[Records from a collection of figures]
---+---

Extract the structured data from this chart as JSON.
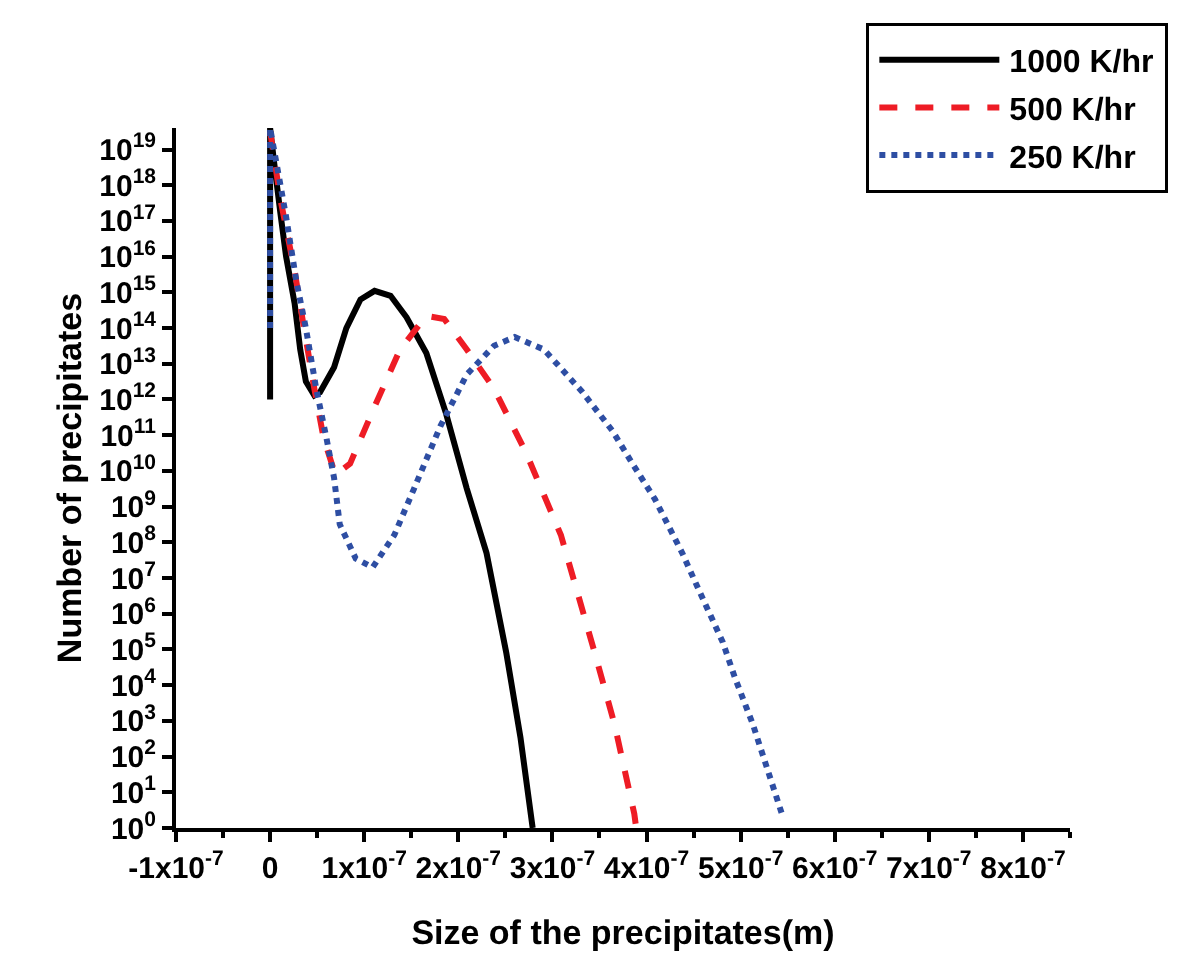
{
  "chart_data": {
    "type": "line",
    "xlabel": "Size of the precipitates(m)",
    "ylabel": "Number of precipitates",
    "log": "y",
    "grid": false,
    "legend": "top right",
    "xlim": [
      -1e-07,
      8.5e-07
    ],
    "xticks": [
      {
        "value": -1e-07,
        "label": "-1x10$^{-7}$"
      },
      0,
      {
        "value": 1e-07,
        "label": "1x10$^{-7}$"
      },
      {
        "value": 2e-07,
        "label": "2x10$^{-7}$"
      },
      {
        "value": 3e-07,
        "label": "3x10$^{-7}$"
      },
      {
        "value": 4e-07,
        "label": "4x10$^{-7}$"
      },
      {
        "value": 5e-07,
        "label": "5x10$^{-7}$"
      },
      {
        "value": 6e-07,
        "label": "6x10$^{-7}$"
      },
      {
        "value": 7e-07,
        "label": "7x10$^{-7}$"
      },
      {
        "value": 8e-07,
        "label": "8x10$^{-7}$"
      }
    ],
    "ylim": [
      1,
      4e+19
    ],
    "yticks": [
      {
        "value": 1,
        "label": "10$^{0}$"
      },
      {
        "value": 10.0,
        "label": "10$^{1}$"
      },
      {
        "value": 100.0,
        "label": "10$^{2}$"
      },
      {
        "value": 1000.0,
        "label": "10$^{3}$"
      },
      {
        "value": 10000.0,
        "label": "10$^{4}$"
      },
      {
        "value": 100000.0,
        "label": "10$^{5}$"
      },
      {
        "value": 1000000.0,
        "label": "10$^{6}$"
      },
      {
        "value": 10000000.0,
        "label": "10$^{7}$"
      },
      {
        "value": 100000000.0,
        "label": "10$^{8}$"
      },
      {
        "value": 1000000000.0,
        "label": "10$^{9}$"
      },
      {
        "value": 10000000000.0,
        "label": "10$^{10}$"
      },
      {
        "value": 100000000000.0,
        "label": "10$^{11}$"
      },
      {
        "value": 1000000000000.0,
        "label": "10$^{12}$"
      },
      {
        "value": 10000000000000.0,
        "label": "10$^{13}$"
      },
      {
        "value": 100000000000000.0,
        "label": "10$^{14}$"
      },
      {
        "value": 1000000000000000.0,
        "label": "10$^{15}$"
      },
      {
        "value": 1e+16,
        "label": "10$^{16}$"
      },
      {
        "value": 1e+17,
        "label": "10$^{17}$"
      },
      {
        "value": 1e+18,
        "label": "10$^{18}$"
      },
      {
        "value": 1e+19,
        "label": "10$^{19}$"
      }
    ],
    "series": [
      {
        "name": "1000 K/hr",
        "color": "#000000",
        "line_style": "solid",
        "x": [
          0,
          0,
          4e-09,
          1.1e-08,
          1.7e-08,
          2.6e-08,
          3.2e-08,
          3.8e-08,
          4.7e-08,
          5.3e-08,
          6.8e-08,
          8.1e-08,
          9.6e-08,
          1.11e-07,
          1.28e-07,
          1.45e-07,
          1.66e-07,
          1.87e-07,
          2.09e-07,
          2.3e-07,
          2.51e-07,
          2.66e-07,
          2.79e-07
        ],
        "values": [
          1000000000000.0,
          4e+19,
          5e+18,
          1.6e+17,
          1e+16,
          500000000000000.0,
          25000000000000.0,
          3200000000000.0,
          1300000000000.0,
          1600000000000.0,
          8000000000000.0,
          100000000000000.0,
          630000000000000.0,
          1100000000000000.0,
          800000000000000.0,
          200000000000000.0,
          20000000000000.0,
          400000000000.0,
          3200000000.0,
          50000000.0,
          80000.0,
          350,
          1
        ]
      },
      {
        "name": "500 K/hr",
        "color": "#ee1c25",
        "line_style": "dashed",
        "x": [
          0,
          1.1e-08,
          2.6e-08,
          3.6e-08,
          4.7e-08,
          5.7e-08,
          6.8e-08,
          7e-08,
          8.5e-08,
          1.11e-07,
          1.38e-07,
          1.66e-07,
          1.85e-07,
          2.09e-07,
          2.38e-07,
          2.72e-07,
          3.09e-07,
          3.45e-07,
          3.66e-07,
          3.87e-07,
          3.89e-07
        ],
        "values": [
          3.2e+19,
          4e+17,
          4000000000000000.0,
          100000000000000.0,
          2000000000000.0,
          80000000000.0,
          10000000000.0,
          8000000000.0,
          16000000000.0,
          630000000000.0,
          25000000000000.0,
          220000000000000.0,
          180000000000000.0,
          25000000000000.0,
          2000000000000.0,
          32000000000.0,
          160000000.0,
          80000.0,
          800,
          2.5,
          1
        ]
      },
      {
        "name": "250 K/hr",
        "color": "#2e4ea3",
        "line_style": "dotted",
        "x": [
          0,
          0,
          1.1e-08,
          1.7e-08,
          2.8e-08,
          3.8e-08,
          4.9e-08,
          6e-08,
          6.8e-08,
          7.4e-08,
          9.1e-08,
          1.09e-07,
          1.32e-07,
          1.53e-07,
          1.81e-07,
          2.09e-07,
          2.38e-07,
          2.6e-07,
          2.91e-07,
          3.32e-07,
          3.64e-07,
          3.85e-07,
          4.09e-07,
          4.38e-07,
          4.55e-07,
          4.81e-07,
          4.94e-07,
          5.13e-07,
          5.26e-07,
          5.45e-07
        ],
        "values": [
          100000000000000.0,
          4e+19,
          1e+18,
          1.3e+17,
          2000000000000000.0,
          100000000000000.0,
          2000000000000.0,
          80000000000.0,
          6300000000.0,
          320000000.0,
          35000000.0,
          20000000.0,
          160000000.0,
          3200000000.0,
          180000000000.0,
          5000000000000.0,
          32000000000000.0,
          56000000000000.0,
          25000000000000.0,
          1600000000000.0,
          130000000000.0,
          16000000000.0,
          1600000000.0,
          50000000.0,
          5000000.0,
          160000.0,
          16000.0,
          800,
          70,
          2
        ]
      }
    ]
  }
}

---+---

*WHAT YOU NEED TO DO:* Reproduce all the records verbatim, excluding images.

*WRITTEN ANSWER:*
Extract the structured data from this chart as JSON.
{
  "chart_data": {
    "type": "line",
    "xlabel": "Size of the precipitates(m)",
    "ylabel": "Number of precipitates",
    "log": "y",
    "grid": false,
    "legend": "top right",
    "xlim": [
      -1e-07,
      8.5e-07
    ],
    "xticks": [
      {
        "value": -1e-07,
        "label": "-1x10$^{-7}$"
      },
      0,
      {
        "value": 1e-07,
        "label": "1x10$^{-7}$"
      },
      {
        "value": 2e-07,
        "label": "2x10$^{-7}$"
      },
      {
        "value": 3e-07,
        "label": "3x10$^{-7}$"
      },
      {
        "value": 4e-07,
        "label": "4x10$^{-7}$"
      },
      {
        "value": 5e-07,
        "label": "5x10$^{-7}$"
      },
      {
        "value": 6e-07,
        "label": "6x10$^{-7}$"
      },
      {
        "value": 7e-07,
        "label": "7x10$^{-7}$"
      },
      {
        "value": 8e-07,
        "label": "8x10$^{-7}$"
      }
    ],
    "ylim": [
      1,
      4e+19
    ],
    "yticks": [
      {
        "value": 1,
        "label": "10$^{0}$"
      },
      {
        "value": 10.0,
        "label": "10$^{1}$"
      },
      {
        "value": 100.0,
        "label": "10$^{2}$"
      },
      {
        "value": 1000.0,
        "label": "10$^{3}$"
      },
      {
        "value": 10000.0,
        "label": "10$^{4}$"
      },
      {
        "value": 100000.0,
        "label": "10$^{5}$"
      },
      {
        "value": 1000000.0,
        "label": "10$^{6}$"
      },
      {
        "value": 10000000.0,
        "label": "10$^{7}$"
      },
      {
        "value": 100000000.0,
        "label": "10$^{8}$"
      },
      {
        "value": 1000000000.0,
        "label": "10$^{9}$"
      },
      {
        "value": 10000000000.0,
        "label": "10$^{10}$"
      },
      {
        "value": 100000000000.0,
        "label": "10$^{11}$"
      },
      {
        "value": 1000000000000.0,
        "label": "10$^{12}$"
      },
      {
        "value": 10000000000000.0,
        "label": "10$^{13}$"
      },
      {
        "value": 100000000000000.0,
        "label": "10$^{14}$"
      },
      {
        "value": 1000000000000000.0,
        "label": "10$^{15}$"
      },
      {
        "value": 1e+16,
        "label": "10$^{16}$"
      },
      {
        "value": 1e+17,
        "label": "10$^{17}$"
      },
      {
        "value": 1e+18,
        "label": "10$^{18}$"
      },
      {
        "value": 1e+19,
        "label": "10$^{19}$"
      }
    ],
    "series": [
      {
        "name": "1000 K/hr",
        "color": "#000000",
        "line_style": "solid",
        "x": [
          0,
          0,
          4e-09,
          1.1e-08,
          1.7e-08,
          2.6e-08,
          3.2e-08,
          3.8e-08,
          4.7e-08,
          5.3e-08,
          6.8e-08,
          8.1e-08,
          9.6e-08,
          1.11e-07,
          1.28e-07,
          1.45e-07,
          1.66e-07,
          1.87e-07,
          2.09e-07,
          2.3e-07,
          2.51e-07,
          2.66e-07,
          2.79e-07
        ],
        "values": [
          1000000000000.0,
          4e+19,
          5e+18,
          1.6e+17,
          1e+16,
          500000000000000.0,
          25000000000000.0,
          3200000000000.0,
          1300000000000.0,
          1600000000000.0,
          8000000000000.0,
          100000000000000.0,
          630000000000000.0,
          1100000000000000.0,
          800000000000000.0,
          200000000000000.0,
          20000000000000.0,
          400000000000.0,
          3200000000.0,
          50000000.0,
          80000.0,
          350,
          1
        ]
      },
      {
        "name": "500 K/hr",
        "color": "#ee1c25",
        "line_style": "dashed",
        "x": [
          0,
          1.1e-08,
          2.6e-08,
          3.6e-08,
          4.7e-08,
          5.7e-08,
          6.8e-08,
          7e-08,
          8.5e-08,
          1.11e-07,
          1.38e-07,
          1.66e-07,
          1.85e-07,
          2.09e-07,
          2.38e-07,
          2.72e-07,
          3.09e-07,
          3.45e-07,
          3.66e-07,
          3.87e-07,
          3.89e-07
        ],
        "values": [
          3.2e+19,
          4e+17,
          4000000000000000.0,
          100000000000000.0,
          2000000000000.0,
          80000000000.0,
          10000000000.0,
          8000000000.0,
          16000000000.0,
          630000000000.0,
          25000000000000.0,
          220000000000000.0,
          180000000000000.0,
          25000000000000.0,
          2000000000000.0,
          32000000000.0,
          160000000.0,
          80000.0,
          800,
          2.5,
          1
        ]
      },
      {
        "name": "250 K/hr",
        "color": "#2e4ea3",
        "line_style": "dotted",
        "x": [
          0,
          0,
          1.1e-08,
          1.7e-08,
          2.8e-08,
          3.8e-08,
          4.9e-08,
          6e-08,
          6.8e-08,
          7.4e-08,
          9.1e-08,
          1.09e-07,
          1.32e-07,
          1.53e-07,
          1.81e-07,
          2.09e-07,
          2.38e-07,
          2.6e-07,
          2.91e-07,
          3.32e-07,
          3.64e-07,
          3.85e-07,
          4.09e-07,
          4.38e-07,
          4.55e-07,
          4.81e-07,
          4.94e-07,
          5.13e-07,
          5.26e-07,
          5.45e-07
        ],
        "values": [
          100000000000000.0,
          4e+19,
          1e+18,
          1.3e+17,
          2000000000000000.0,
          100000000000000.0,
          2000000000000.0,
          80000000000.0,
          6300000000.0,
          320000000.0,
          35000000.0,
          20000000.0,
          160000000.0,
          3200000000.0,
          180000000000.0,
          5000000000000.0,
          32000000000000.0,
          56000000000000.0,
          25000000000000.0,
          1600000000000.0,
          130000000000.0,
          16000000000.0,
          1600000000.0,
          50000000.0,
          5000000.0,
          160000.0,
          16000.0,
          800,
          70,
          2
        ]
      }
    ]
  }
}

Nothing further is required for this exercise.